> [Provided records]
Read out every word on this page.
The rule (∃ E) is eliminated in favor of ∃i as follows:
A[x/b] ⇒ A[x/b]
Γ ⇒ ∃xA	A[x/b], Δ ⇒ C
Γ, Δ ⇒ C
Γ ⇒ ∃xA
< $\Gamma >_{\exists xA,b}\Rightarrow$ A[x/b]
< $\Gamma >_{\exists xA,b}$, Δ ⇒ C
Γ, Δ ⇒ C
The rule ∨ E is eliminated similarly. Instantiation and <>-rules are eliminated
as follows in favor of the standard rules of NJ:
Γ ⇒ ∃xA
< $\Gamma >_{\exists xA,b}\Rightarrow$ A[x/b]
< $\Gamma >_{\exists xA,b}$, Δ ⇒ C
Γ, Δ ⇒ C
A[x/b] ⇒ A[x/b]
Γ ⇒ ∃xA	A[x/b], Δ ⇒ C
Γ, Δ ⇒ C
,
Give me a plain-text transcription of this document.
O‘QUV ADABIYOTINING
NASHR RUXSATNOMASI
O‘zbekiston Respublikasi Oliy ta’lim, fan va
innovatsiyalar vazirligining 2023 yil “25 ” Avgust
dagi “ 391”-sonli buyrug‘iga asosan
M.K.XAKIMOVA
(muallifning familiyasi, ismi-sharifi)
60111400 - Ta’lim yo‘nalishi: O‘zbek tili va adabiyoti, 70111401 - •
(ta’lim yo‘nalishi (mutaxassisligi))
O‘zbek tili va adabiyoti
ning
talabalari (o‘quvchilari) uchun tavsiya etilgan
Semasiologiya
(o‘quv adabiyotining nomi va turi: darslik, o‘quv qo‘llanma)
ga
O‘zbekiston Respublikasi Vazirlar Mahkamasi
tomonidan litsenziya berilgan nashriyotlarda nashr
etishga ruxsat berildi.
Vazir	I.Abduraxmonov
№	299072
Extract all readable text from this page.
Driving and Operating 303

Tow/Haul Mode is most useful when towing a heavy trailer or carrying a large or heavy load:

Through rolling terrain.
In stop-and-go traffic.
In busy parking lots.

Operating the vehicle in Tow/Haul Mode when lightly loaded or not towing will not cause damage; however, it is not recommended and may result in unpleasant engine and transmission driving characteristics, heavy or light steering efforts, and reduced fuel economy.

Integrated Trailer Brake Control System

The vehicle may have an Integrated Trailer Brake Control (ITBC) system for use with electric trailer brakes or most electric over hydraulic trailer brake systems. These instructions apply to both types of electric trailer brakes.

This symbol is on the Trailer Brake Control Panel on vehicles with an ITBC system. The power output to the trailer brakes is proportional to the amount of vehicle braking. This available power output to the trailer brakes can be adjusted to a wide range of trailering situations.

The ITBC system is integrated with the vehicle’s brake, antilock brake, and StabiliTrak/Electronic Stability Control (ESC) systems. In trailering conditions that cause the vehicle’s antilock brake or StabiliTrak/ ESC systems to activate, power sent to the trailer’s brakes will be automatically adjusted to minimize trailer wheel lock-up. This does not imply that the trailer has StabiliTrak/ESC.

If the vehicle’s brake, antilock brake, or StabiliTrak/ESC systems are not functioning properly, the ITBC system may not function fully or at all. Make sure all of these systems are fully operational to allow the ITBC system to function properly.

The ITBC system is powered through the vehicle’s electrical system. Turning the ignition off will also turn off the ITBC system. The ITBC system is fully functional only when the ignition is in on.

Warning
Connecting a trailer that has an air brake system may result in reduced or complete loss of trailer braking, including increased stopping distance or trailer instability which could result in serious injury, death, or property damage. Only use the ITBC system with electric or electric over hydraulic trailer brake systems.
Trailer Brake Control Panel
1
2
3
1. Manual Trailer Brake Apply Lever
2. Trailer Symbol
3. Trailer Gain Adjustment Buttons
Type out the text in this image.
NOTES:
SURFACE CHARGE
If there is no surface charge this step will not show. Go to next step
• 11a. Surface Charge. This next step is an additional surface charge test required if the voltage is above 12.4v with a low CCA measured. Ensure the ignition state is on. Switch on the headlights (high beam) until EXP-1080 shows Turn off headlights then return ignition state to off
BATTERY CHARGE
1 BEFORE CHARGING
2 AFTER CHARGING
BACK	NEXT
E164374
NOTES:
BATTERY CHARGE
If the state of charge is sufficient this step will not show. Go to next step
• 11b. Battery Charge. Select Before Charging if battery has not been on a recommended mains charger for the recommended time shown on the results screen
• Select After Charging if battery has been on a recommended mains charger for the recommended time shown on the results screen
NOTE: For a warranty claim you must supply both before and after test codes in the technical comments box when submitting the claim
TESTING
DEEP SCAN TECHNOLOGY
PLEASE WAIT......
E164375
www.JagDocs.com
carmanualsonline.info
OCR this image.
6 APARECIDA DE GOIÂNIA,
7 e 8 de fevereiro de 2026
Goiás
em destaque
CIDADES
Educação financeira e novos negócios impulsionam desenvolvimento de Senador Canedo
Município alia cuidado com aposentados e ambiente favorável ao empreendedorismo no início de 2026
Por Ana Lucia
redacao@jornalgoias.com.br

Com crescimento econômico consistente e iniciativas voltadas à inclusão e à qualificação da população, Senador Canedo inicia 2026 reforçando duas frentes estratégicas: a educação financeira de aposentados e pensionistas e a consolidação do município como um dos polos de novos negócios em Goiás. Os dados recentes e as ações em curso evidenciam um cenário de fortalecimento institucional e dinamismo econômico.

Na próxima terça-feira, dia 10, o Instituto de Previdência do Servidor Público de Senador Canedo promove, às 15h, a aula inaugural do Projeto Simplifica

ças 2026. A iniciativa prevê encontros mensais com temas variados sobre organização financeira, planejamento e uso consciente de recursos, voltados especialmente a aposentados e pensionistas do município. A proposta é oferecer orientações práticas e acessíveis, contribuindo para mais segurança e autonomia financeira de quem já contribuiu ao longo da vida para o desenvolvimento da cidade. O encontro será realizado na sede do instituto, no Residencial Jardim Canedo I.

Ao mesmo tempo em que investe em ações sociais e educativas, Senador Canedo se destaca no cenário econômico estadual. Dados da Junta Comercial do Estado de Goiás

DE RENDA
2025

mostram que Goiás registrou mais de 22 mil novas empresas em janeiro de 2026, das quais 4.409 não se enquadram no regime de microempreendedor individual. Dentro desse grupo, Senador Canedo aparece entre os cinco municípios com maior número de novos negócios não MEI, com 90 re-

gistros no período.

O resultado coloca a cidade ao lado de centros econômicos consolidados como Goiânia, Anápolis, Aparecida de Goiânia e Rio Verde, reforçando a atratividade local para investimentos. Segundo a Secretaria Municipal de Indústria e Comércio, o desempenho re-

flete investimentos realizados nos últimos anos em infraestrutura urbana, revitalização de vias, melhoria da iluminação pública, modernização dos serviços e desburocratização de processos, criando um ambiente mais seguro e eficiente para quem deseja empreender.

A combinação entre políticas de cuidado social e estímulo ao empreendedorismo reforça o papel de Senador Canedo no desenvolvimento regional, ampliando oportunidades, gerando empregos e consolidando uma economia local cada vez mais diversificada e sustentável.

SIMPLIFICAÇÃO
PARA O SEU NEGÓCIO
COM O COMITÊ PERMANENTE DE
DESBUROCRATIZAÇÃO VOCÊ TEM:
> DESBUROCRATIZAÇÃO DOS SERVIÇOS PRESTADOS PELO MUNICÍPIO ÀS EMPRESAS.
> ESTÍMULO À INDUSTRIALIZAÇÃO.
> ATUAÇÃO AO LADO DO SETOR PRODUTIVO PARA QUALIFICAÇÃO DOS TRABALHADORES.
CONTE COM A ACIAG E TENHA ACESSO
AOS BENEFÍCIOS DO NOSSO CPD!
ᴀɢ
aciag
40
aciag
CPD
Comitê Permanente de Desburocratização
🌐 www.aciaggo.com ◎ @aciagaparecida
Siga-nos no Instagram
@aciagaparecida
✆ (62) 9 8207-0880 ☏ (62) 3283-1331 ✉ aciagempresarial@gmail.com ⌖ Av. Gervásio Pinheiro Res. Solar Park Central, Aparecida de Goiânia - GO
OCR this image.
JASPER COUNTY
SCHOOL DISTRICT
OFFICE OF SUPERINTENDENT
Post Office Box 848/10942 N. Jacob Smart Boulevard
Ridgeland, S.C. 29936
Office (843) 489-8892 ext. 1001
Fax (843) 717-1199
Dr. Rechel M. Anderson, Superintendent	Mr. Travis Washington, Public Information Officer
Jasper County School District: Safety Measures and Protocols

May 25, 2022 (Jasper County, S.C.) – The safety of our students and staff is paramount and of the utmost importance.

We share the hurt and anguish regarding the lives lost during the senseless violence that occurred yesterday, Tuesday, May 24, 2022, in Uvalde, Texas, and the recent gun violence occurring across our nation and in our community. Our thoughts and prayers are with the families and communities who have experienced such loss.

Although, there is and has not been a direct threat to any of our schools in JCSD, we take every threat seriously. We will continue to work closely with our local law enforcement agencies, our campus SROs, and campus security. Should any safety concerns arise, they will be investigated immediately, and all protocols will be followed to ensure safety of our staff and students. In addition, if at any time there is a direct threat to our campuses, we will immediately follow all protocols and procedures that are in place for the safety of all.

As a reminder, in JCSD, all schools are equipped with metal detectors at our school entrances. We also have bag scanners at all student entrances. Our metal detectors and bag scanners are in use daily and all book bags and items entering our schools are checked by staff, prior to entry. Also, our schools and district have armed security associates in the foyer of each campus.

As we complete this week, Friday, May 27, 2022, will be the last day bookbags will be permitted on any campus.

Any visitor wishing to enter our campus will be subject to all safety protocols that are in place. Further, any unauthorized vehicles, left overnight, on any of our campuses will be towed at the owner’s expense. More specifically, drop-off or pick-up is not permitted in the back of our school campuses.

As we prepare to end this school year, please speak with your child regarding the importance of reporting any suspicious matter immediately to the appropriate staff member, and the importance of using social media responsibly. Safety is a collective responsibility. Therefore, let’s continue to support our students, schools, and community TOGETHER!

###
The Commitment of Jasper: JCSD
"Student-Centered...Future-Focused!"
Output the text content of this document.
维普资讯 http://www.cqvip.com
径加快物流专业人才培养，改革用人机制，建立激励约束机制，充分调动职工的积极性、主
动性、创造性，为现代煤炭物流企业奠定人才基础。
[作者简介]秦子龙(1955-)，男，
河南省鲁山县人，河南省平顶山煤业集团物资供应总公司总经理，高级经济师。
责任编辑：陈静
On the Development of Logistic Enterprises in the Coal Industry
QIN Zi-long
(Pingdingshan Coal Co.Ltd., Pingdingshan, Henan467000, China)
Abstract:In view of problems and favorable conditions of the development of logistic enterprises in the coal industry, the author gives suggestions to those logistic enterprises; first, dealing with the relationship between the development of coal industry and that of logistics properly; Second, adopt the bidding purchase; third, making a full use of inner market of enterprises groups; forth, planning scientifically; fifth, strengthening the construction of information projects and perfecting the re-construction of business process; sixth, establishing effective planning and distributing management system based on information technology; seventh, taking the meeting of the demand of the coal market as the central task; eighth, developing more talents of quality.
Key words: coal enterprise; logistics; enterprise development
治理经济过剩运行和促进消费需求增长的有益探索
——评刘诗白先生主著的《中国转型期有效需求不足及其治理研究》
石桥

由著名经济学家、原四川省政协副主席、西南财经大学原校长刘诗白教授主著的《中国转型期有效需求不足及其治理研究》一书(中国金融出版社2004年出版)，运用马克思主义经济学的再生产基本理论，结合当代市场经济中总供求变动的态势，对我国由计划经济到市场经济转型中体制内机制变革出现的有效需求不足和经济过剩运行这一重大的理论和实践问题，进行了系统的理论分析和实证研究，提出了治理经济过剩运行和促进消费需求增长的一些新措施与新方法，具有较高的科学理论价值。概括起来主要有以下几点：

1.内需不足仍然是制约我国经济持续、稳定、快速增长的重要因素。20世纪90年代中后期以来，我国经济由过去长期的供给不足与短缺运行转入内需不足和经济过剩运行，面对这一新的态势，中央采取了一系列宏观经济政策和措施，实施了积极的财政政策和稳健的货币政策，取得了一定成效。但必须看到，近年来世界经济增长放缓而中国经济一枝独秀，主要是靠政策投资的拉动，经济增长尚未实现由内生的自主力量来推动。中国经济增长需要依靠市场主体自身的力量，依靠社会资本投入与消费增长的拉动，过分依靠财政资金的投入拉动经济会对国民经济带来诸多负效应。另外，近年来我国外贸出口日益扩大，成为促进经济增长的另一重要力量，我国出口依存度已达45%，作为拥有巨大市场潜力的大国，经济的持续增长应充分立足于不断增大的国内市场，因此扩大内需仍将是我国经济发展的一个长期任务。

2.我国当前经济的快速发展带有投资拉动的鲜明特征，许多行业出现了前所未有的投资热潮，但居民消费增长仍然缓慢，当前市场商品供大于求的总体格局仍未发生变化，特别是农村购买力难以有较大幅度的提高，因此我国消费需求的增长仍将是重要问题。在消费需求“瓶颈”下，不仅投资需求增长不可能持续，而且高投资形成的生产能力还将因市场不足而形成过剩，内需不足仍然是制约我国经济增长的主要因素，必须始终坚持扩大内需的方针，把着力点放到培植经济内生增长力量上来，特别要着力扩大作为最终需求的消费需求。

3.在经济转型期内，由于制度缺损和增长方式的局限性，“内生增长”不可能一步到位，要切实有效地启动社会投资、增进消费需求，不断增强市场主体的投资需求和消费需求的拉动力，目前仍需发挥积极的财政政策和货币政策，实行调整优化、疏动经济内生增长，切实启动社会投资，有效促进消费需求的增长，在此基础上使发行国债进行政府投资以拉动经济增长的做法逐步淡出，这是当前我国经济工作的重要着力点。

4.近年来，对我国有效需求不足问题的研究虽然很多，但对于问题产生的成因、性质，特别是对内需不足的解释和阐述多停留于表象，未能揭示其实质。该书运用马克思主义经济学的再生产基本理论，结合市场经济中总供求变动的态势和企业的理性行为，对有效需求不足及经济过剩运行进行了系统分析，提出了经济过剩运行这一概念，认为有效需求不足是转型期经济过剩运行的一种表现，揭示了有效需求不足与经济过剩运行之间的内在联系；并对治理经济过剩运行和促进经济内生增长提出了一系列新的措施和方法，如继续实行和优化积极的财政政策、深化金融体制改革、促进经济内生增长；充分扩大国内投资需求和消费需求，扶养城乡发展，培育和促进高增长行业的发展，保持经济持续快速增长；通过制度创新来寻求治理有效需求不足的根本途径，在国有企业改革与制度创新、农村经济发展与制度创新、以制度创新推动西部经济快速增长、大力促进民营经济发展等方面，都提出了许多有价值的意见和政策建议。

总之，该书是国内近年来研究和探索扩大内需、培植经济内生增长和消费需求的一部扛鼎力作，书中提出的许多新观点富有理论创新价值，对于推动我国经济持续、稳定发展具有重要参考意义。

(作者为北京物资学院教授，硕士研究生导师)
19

> [Task] Give the number of lines containing the word "中国转型期有效需求不足及其治理研究". No other answer is needed.

> [Answer to this exercise] 2